**What you need to do**
Would you pull out every line of the material that contains the string "Diversification"?
start
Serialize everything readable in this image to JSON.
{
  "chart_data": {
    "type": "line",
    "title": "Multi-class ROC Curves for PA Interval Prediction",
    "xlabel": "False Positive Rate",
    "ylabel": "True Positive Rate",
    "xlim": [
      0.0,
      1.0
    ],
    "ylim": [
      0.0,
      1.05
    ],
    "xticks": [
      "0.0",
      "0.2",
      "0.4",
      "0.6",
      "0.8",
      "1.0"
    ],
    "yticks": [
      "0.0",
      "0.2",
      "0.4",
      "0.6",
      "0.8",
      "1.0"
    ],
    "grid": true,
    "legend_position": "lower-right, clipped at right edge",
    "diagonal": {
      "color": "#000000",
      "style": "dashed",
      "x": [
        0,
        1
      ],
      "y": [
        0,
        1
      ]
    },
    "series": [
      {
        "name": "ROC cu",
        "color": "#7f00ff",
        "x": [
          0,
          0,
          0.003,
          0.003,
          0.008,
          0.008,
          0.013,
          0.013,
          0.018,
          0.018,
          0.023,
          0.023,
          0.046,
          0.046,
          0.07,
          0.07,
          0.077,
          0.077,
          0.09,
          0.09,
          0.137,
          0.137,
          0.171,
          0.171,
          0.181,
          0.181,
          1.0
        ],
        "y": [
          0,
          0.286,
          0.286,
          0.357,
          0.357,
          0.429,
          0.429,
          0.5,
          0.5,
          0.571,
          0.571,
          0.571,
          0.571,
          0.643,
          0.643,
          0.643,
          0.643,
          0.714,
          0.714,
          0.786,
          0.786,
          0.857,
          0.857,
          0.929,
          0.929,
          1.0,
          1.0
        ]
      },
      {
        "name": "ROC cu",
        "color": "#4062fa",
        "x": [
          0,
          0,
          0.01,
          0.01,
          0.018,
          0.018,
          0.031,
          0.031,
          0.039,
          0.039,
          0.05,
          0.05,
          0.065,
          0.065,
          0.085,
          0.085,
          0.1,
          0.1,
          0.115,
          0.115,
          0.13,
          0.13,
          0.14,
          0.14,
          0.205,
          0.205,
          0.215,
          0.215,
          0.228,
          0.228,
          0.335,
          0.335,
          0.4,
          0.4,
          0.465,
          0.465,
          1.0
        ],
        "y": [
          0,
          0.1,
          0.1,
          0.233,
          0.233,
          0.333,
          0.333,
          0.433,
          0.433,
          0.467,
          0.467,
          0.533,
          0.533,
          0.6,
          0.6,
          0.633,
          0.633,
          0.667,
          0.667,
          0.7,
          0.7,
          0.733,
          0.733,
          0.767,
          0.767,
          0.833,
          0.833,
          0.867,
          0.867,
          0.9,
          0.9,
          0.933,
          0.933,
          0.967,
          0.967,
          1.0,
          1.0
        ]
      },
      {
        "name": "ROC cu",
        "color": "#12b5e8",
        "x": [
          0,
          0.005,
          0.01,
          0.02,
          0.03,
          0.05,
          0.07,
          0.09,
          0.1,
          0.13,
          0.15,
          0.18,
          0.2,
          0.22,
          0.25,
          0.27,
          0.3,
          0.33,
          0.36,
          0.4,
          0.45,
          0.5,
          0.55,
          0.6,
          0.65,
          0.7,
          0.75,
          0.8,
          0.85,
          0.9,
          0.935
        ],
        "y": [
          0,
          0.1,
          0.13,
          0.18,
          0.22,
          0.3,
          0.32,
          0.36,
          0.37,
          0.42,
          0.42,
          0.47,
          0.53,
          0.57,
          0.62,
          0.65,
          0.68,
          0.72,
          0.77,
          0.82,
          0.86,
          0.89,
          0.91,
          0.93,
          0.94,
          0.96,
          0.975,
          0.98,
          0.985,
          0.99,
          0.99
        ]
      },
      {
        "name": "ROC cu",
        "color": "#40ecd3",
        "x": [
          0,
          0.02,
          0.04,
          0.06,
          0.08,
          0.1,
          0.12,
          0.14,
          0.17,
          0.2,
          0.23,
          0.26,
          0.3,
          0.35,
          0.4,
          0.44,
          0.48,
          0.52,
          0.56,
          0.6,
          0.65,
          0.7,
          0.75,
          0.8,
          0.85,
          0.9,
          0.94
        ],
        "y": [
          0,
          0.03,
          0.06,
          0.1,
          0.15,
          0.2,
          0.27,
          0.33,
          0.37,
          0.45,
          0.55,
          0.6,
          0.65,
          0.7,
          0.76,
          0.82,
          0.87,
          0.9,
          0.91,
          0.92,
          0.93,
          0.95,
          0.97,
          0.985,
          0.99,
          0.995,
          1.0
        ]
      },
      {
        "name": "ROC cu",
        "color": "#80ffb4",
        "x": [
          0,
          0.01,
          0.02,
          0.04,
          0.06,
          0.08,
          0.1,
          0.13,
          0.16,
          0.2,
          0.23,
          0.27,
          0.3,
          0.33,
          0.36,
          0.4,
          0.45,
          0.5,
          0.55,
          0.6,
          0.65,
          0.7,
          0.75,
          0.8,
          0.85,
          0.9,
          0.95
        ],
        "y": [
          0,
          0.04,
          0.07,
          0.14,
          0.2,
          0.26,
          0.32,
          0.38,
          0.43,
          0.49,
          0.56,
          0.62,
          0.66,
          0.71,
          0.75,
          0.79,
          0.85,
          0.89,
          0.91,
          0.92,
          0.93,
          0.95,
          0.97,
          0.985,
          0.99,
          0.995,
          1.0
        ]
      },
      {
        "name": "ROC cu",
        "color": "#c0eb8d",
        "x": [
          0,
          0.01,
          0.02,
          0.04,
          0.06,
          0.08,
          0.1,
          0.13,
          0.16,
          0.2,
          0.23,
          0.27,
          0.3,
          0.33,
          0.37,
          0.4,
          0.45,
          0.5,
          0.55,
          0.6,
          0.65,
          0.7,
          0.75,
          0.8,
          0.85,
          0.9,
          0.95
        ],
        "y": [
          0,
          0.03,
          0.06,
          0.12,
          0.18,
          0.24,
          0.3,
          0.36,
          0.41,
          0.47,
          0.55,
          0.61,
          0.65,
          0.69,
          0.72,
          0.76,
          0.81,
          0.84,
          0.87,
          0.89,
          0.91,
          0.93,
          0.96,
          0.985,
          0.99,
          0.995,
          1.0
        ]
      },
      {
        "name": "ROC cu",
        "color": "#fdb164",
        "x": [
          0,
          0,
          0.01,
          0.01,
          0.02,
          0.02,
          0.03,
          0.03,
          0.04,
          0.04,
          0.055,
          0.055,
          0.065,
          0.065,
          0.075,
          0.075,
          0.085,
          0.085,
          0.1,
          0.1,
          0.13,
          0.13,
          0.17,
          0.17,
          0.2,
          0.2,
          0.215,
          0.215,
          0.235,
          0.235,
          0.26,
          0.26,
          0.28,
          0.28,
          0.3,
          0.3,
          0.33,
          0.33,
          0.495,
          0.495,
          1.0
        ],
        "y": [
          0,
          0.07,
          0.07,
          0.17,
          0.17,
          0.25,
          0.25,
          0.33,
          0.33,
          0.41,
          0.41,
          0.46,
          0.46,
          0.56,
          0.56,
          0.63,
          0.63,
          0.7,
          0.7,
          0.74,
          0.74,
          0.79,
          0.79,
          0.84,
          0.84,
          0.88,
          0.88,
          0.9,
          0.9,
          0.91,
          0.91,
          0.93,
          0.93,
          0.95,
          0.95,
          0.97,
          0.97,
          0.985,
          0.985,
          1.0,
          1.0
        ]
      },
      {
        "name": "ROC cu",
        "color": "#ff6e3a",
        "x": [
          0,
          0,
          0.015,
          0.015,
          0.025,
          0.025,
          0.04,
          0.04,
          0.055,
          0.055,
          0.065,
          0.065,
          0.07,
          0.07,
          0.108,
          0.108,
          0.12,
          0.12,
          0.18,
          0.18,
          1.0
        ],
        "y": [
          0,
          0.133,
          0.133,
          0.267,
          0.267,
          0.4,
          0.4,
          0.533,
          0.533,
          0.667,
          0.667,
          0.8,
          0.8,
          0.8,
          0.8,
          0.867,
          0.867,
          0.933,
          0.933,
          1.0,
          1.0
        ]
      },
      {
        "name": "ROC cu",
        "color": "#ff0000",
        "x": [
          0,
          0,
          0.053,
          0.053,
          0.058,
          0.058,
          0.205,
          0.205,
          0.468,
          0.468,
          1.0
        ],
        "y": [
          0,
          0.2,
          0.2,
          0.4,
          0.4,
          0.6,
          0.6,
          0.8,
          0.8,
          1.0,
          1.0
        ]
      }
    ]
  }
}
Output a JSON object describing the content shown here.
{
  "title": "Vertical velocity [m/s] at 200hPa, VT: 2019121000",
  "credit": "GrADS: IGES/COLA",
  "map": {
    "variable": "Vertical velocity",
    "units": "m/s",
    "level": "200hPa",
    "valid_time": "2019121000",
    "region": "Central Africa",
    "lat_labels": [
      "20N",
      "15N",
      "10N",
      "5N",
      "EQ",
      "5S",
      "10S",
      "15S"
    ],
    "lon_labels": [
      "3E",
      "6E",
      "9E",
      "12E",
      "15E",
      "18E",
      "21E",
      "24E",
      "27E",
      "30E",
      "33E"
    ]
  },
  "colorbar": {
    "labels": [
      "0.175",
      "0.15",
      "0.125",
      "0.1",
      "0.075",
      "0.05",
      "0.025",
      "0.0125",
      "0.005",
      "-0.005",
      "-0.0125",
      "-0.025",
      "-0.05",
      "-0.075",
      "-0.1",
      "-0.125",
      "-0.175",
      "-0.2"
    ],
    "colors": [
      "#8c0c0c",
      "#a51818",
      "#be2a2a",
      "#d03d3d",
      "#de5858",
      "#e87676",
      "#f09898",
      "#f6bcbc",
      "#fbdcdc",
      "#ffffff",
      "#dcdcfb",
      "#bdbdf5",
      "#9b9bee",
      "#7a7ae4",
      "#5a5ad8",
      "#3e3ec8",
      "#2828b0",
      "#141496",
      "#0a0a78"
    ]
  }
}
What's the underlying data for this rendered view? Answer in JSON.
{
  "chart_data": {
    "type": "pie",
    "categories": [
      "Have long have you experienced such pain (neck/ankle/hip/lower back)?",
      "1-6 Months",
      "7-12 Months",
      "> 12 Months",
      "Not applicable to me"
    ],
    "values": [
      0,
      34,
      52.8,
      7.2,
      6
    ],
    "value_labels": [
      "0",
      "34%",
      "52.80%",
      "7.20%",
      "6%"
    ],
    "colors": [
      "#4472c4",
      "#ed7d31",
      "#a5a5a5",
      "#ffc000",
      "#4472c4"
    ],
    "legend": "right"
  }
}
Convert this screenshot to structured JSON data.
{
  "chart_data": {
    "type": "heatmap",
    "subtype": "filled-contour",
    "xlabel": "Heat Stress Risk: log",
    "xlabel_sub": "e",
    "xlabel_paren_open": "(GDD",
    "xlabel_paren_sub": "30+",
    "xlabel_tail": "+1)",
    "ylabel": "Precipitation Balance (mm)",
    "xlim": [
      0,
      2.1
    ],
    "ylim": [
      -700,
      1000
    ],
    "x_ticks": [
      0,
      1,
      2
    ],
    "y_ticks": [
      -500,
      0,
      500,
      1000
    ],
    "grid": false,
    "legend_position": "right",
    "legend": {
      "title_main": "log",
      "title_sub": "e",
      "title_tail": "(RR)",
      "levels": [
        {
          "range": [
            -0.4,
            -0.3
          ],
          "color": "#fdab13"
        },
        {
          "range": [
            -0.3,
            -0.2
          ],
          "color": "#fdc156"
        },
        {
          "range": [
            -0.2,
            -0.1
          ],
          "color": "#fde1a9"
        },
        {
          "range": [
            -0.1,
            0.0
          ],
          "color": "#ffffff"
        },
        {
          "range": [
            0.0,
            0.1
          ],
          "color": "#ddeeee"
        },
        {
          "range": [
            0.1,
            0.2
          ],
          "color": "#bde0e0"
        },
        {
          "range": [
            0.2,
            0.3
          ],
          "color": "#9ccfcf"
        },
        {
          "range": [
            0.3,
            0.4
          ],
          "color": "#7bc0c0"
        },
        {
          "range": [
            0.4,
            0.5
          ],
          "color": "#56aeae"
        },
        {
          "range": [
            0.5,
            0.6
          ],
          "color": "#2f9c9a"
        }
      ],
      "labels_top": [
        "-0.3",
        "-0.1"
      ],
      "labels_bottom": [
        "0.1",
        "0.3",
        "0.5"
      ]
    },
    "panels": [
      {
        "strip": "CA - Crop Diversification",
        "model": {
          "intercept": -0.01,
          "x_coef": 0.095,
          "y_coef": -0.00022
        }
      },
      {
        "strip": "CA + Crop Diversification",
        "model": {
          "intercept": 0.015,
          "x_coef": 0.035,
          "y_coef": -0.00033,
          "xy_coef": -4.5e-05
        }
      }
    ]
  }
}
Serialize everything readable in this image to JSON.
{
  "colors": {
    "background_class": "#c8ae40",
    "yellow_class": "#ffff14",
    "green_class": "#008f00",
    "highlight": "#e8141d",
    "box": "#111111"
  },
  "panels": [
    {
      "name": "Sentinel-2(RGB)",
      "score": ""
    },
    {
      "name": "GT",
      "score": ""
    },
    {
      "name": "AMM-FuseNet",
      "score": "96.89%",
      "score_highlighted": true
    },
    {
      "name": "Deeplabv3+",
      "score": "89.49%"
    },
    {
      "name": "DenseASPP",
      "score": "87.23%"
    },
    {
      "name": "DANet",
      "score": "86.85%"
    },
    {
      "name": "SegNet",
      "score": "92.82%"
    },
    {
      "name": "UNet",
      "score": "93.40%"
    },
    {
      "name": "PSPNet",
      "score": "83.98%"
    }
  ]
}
end
**Completed exercise**
        "strip": "CA - Crop Diversification",
        "strip": "CA + Crop Diversification",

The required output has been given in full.